Output all lines exactly.

Data records:
>> BEGIN

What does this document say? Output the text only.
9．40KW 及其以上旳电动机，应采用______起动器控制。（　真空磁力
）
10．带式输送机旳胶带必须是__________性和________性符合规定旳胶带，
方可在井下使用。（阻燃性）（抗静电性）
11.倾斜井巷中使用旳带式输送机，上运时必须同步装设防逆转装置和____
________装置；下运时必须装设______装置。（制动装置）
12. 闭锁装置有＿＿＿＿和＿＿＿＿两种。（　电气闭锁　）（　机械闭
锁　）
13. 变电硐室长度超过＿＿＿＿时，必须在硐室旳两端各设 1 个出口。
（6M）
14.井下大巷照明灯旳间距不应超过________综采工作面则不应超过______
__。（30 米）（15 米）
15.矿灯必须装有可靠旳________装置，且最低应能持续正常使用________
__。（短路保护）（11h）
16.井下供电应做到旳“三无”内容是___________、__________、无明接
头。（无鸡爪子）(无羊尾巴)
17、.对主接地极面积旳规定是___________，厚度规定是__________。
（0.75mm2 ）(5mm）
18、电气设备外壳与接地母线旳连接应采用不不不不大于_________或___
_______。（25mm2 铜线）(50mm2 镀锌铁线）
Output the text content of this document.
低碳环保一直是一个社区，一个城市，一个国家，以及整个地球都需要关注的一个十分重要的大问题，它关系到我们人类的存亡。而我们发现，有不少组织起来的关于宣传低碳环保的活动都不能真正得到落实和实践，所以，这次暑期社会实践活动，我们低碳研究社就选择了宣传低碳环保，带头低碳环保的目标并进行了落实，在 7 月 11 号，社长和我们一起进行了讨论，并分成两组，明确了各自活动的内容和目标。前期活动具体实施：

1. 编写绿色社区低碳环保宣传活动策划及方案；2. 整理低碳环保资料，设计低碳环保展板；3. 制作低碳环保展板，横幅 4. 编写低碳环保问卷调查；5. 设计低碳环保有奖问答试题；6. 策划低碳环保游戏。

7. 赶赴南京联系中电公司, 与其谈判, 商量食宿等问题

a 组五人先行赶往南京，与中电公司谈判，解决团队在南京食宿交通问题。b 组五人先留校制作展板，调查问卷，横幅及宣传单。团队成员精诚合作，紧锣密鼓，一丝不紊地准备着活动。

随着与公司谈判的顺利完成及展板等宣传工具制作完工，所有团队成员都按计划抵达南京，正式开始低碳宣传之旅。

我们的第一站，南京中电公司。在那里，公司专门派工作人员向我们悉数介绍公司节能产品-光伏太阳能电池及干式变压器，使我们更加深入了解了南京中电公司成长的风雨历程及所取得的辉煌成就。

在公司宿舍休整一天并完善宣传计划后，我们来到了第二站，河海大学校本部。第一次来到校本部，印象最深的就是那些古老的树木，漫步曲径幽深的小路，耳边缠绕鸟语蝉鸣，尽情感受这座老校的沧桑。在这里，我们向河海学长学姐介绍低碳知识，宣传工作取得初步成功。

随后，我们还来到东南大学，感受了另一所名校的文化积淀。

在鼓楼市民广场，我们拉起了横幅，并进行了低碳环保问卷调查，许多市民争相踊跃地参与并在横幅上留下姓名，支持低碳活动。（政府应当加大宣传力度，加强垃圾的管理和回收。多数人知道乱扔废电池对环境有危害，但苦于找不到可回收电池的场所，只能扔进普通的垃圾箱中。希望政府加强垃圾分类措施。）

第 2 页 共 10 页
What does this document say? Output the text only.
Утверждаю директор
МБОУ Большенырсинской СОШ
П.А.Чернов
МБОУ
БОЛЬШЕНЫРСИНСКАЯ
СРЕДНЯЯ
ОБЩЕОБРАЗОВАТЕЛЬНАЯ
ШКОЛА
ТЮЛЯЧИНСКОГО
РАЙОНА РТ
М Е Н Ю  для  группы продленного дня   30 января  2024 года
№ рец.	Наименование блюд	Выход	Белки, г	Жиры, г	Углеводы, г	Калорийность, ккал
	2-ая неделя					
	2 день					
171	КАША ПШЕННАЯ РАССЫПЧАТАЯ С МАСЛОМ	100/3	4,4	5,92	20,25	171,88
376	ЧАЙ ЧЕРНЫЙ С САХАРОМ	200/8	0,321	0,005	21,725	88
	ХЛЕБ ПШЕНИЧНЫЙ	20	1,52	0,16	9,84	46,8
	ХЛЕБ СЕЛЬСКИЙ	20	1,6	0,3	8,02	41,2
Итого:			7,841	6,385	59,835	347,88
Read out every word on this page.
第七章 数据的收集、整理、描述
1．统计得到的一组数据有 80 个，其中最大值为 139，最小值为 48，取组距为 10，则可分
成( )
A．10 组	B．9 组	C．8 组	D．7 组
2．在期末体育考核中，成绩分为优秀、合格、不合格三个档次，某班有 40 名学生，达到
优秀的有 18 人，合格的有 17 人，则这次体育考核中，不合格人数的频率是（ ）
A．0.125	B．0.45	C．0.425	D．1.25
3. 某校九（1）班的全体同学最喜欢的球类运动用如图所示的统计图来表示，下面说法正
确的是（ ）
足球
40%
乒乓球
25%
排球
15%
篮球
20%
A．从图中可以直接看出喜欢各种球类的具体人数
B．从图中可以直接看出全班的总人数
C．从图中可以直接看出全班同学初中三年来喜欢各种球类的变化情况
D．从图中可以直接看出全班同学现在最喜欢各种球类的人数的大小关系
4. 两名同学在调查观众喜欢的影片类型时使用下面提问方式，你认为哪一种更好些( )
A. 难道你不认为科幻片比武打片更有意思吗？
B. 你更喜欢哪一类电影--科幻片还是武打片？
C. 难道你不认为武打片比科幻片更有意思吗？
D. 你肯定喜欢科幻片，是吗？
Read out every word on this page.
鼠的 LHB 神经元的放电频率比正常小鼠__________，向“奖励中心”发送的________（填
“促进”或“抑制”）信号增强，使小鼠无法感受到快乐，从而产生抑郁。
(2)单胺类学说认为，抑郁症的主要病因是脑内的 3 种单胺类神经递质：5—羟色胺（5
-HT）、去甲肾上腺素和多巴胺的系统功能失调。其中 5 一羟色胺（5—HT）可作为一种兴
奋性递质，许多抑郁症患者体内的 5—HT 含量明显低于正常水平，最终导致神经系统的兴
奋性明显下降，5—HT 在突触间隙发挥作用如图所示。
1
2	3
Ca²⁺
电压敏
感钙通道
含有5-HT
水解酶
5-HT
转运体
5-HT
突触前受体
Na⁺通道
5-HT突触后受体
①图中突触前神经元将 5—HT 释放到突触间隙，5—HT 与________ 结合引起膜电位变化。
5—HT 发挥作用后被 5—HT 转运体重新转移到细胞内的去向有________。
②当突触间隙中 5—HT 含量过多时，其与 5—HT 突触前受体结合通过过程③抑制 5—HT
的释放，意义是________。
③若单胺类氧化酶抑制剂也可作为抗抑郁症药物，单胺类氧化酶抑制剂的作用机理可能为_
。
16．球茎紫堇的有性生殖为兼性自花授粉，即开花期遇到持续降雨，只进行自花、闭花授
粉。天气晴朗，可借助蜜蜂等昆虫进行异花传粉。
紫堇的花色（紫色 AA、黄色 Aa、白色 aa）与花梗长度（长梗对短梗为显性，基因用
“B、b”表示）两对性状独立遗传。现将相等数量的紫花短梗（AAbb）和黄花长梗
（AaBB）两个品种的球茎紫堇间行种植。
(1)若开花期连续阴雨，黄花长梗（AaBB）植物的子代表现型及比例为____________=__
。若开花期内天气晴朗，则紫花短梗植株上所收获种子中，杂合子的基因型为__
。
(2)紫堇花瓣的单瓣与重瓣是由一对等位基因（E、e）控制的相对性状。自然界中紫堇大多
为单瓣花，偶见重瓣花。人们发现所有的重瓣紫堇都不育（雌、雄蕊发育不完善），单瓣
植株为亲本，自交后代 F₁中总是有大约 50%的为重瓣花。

>> END

▶ [Result below]
What does this document say? Output the text only.
9．40KW 及其以上旳电动机，应采用______起动器控制。（　真空磁力
）
10．带式输送机旳胶带必须是__________性和________性符合规定旳胶带，
方可在井下使用。（阻燃性）（抗静电性）
11.倾斜井巷中使用旳带式输送机，上运时必须同步装设防逆转装置和____
________装置；下运时必须装设______装置。（制动装置）
12. 闭锁装置有＿＿＿＿和＿＿＿＿两种。（　电气闭锁　）（　机械闭
锁　）
13. 变电硐室长度超过＿＿＿＿时，必须在硐室旳两端各设 1 个出口。
（6M）
14.井下大巷照明灯旳间距不应超过________综采工作面则不应超过______
__。（30 米）（15 米）
15.矿灯必须装有可靠旳________装置，且最低应能持续正常使用________
__。（短路保护）（11h）
16.井下供电应做到旳“三无”内容是___________、__________、无明接
头。（无鸡爪子）(无羊尾巴)
17、.对主接地极面积旳规定是___________，厚度规定是__________。
（0.75mm2 ）(5mm）
18、电气设备外壳与接地母线旳连接应采用不不不不大于_________或___
_______。（25mm2 铜线）(50mm2 镀锌铁线）
Output the text content of this document.
低碳环保一直是一个社区，一个城市，一个国家，以及整个地球都需要关注的一个十分重要的大问题，它关系到我们人类的存亡。而我们发现，有不少组织起来的关于宣传低碳环保的活动都不能真正得到落实和实践，所以，这次暑期社会实践活动，我们低碳研究社就选择了宣传低碳环保，带头低碳环保的目标并进行了落实，在 7 月 11 号，社长和我们一起进行了讨论，并分成两组，明确了各自活动的内容和目标。前期活动具体实施：

1. 编写绿色社区低碳环保宣传活动策划及方案；2. 整理低碳环保资料，设计低碳环保展板；3. 制作低碳环保展板，横幅 4. 编写低碳环保问卷调查；5. 设计低碳环保有奖问答试题；6. 策划低碳环保游戏。

7. 赶赴南京联系中电公司, 与其谈判, 商量食宿等问题

a 组五人先行赶往南京，与中电公司谈判，解决团队在南京食宿交通问题。b 组五人先留校制作展板，调查问卷，横幅及宣传单。团队成员精诚合作，紧锣密鼓，一丝不紊地准备着活动。

随着与公司谈判的顺利完成及展板等宣传工具制作完工，所有团队成员都按计划抵达南京，正式开始低碳宣传之旅。

我们的第一站，南京中电公司。在那里，公司专门派工作人员向我们悉数介绍公司节能产品-光伏太阳能电池及干式变压器，使我们更加深入了解了南京中电公司成长的风雨历程及所取得的辉煌成就。

在公司宿舍休整一天并完善宣传计划后，我们来到了第二站，河海大学校本部。第一次来到校本部，印象最深的就是那些古老的树木，漫步曲径幽深的小路，耳边缠绕鸟语蝉鸣，尽情感受这座老校的沧桑。在这里，我们向河海学长学姐介绍低碳知识，宣传工作取得初步成功。

随后，我们还来到东南大学，感受了另一所名校的文化积淀。

在鼓楼市民广场，我们拉起了横幅，并进行了低碳环保问卷调查，许多市民争相踊跃地参与并在横幅上留下姓名，支持低碳活动。（政府应当加大宣传力度，加强垃圾的管理和回收。多数人知道乱扔废电池对环境有危害，但苦于找不到可回收电池的场所，只能扔进普通的垃圾箱中。希望政府加强垃圾分类措施。）

第 2 页 共 10 页
What does this document say? Output the text only.
Утверждаю директор
МБОУ Большенырсинской СОШ
П.А.Чернов
МБОУ
БОЛЬШЕНЫРСИНСКАЯ
СРЕДНЯЯ
ОБЩЕОБРАЗОВАТЕЛЬНАЯ
ШКОЛА
ТЮЛЯЧИНСКОГО
РАЙОНА РТ
М Е Н Ю  для  группы продленного дня   30 января  2024 года
№ рец.	Наименование блюд	Выход	Белки, г	Жиры, г	Углеводы, г	Калорийность, ккал
	2-ая неделя					
	2 день					
171	КАША ПШЕННАЯ РАССЫПЧАТАЯ С МАСЛОМ	100/3	4,4	5,92	20,25	171,88
376	ЧАЙ ЧЕРНЫЙ С САХАРОМ	200/8	0,321	0,005	21,725	88
	ХЛЕБ ПШЕНИЧНЫЙ	20	1,52	0,16	9,84	46,8
	ХЛЕБ СЕЛЬСКИЙ	20	1,6	0,3	8,02	41,2
Итого:			7,841	6,385	59,835	347,88
Read out every word on this page.
第七章 数据的收集、整理、描述
1．统计得到的一组数据有 80 个，其中最大值为 139，最小值为 48，取组距为 10，则可分
成( )
A．10 组	B．9 组	C．8 组	D．7 组
2．在期末体育考核中，成绩分为优秀、合格、不合格三个档次，某班有 40 名学生，达到
优秀的有 18 人，合格的有 17 人，则这次体育考核中，不合格人数的频率是（ ）
A．0.125	B．0.45	C．0.425	D．1.25
3. 某校九（1）班的全体同学最喜欢的球类运动用如图所示的统计图来表示，下面说法正
确的是（ ）
足球
40%
乒乓球
25%
排球
15%
篮球
20%
A．从图中可以直接看出喜欢各种球类的具体人数
B．从图中可以直接看出全班的总人数
C．从图中可以直接看出全班同学初中三年来喜欢各种球类的变化情况
D．从图中可以直接看出全班同学现在最喜欢各种球类的人数的大小关系
4. 两名同学在调查观众喜欢的影片类型时使用下面提问方式，你认为哪一种更好些( )
A. 难道你不认为科幻片比武打片更有意思吗？
B. 你更喜欢哪一类电影--科幻片还是武打片？
C. 难道你不认为武打片比科幻片更有意思吗？
D. 你肯定喜欢科幻片，是吗？
Read out every word on this page.
鼠的 LHB 神经元的放电频率比正常小鼠__________，向“奖励中心”发送的________（填
“促进”或“抑制”）信号增强，使小鼠无法感受到快乐，从而产生抑郁。
(2)单胺类学说认为，抑郁症的主要病因是脑内的 3 种单胺类神经递质：5—羟色胺（5
-HT）、去甲肾上腺素和多巴胺的系统功能失调。其中 5 一羟色胺（5—HT）可作为一种兴
奋性递质，许多抑郁症患者体内的 5—HT 含量明显低于正常水平，最终导致神经系统的兴
奋性明显下降，5—HT 在突触间隙发挥作用如图所示。
1
2	3
Ca²⁺
电压敏
感钙通道
含有5-HT
水解酶
5-HT
转运体
5-HT
突触前受体
Na⁺通道
5-HT突触后受体
①图中突触前神经元将 5—HT 释放到突触间隙，5—HT 与________ 结合引起膜电位变化。
5—HT 发挥作用后被 5—HT 转运体重新转移到细胞内的去向有________。
②当突触间隙中 5—HT 含量过多时，其与 5—HT 突触前受体结合通过过程③抑制 5—HT
的释放，意义是________。
③若单胺类氧化酶抑制剂也可作为抗抑郁症药物，单胺类氧化酶抑制剂的作用机理可能为_
。
16．球茎紫堇的有性生殖为兼性自花授粉，即开花期遇到持续降雨，只进行自花、闭花授
粉。天气晴朗，可借助蜜蜂等昆虫进行异花传粉。
紫堇的花色（紫色 AA、黄色 Aa、白色 aa）与花梗长度（长梗对短梗为显性，基因用
“B、b”表示）两对性状独立遗传。现将相等数量的紫花短梗（AAbb）和黄花长梗
（AaBB）两个品种的球茎紫堇间行种植。
(1)若开花期连续阴雨，黄花长梗（AaBB）植物的子代表现型及比例为____________=__
。若开花期内天气晴朗，则紫花短梗植株上所收获种子中，杂合子的基因型为__
。
(2)紫堇花瓣的单瓣与重瓣是由一对等位基因（E、e）控制的相对性状。自然界中紫堇大多
为单瓣花，偶见重瓣花。人们发现所有的重瓣紫堇都不育（雌、雄蕊发育不完善），单瓣
植株为亲本，自交后代 F₁中总是有大约 50%的为重瓣花。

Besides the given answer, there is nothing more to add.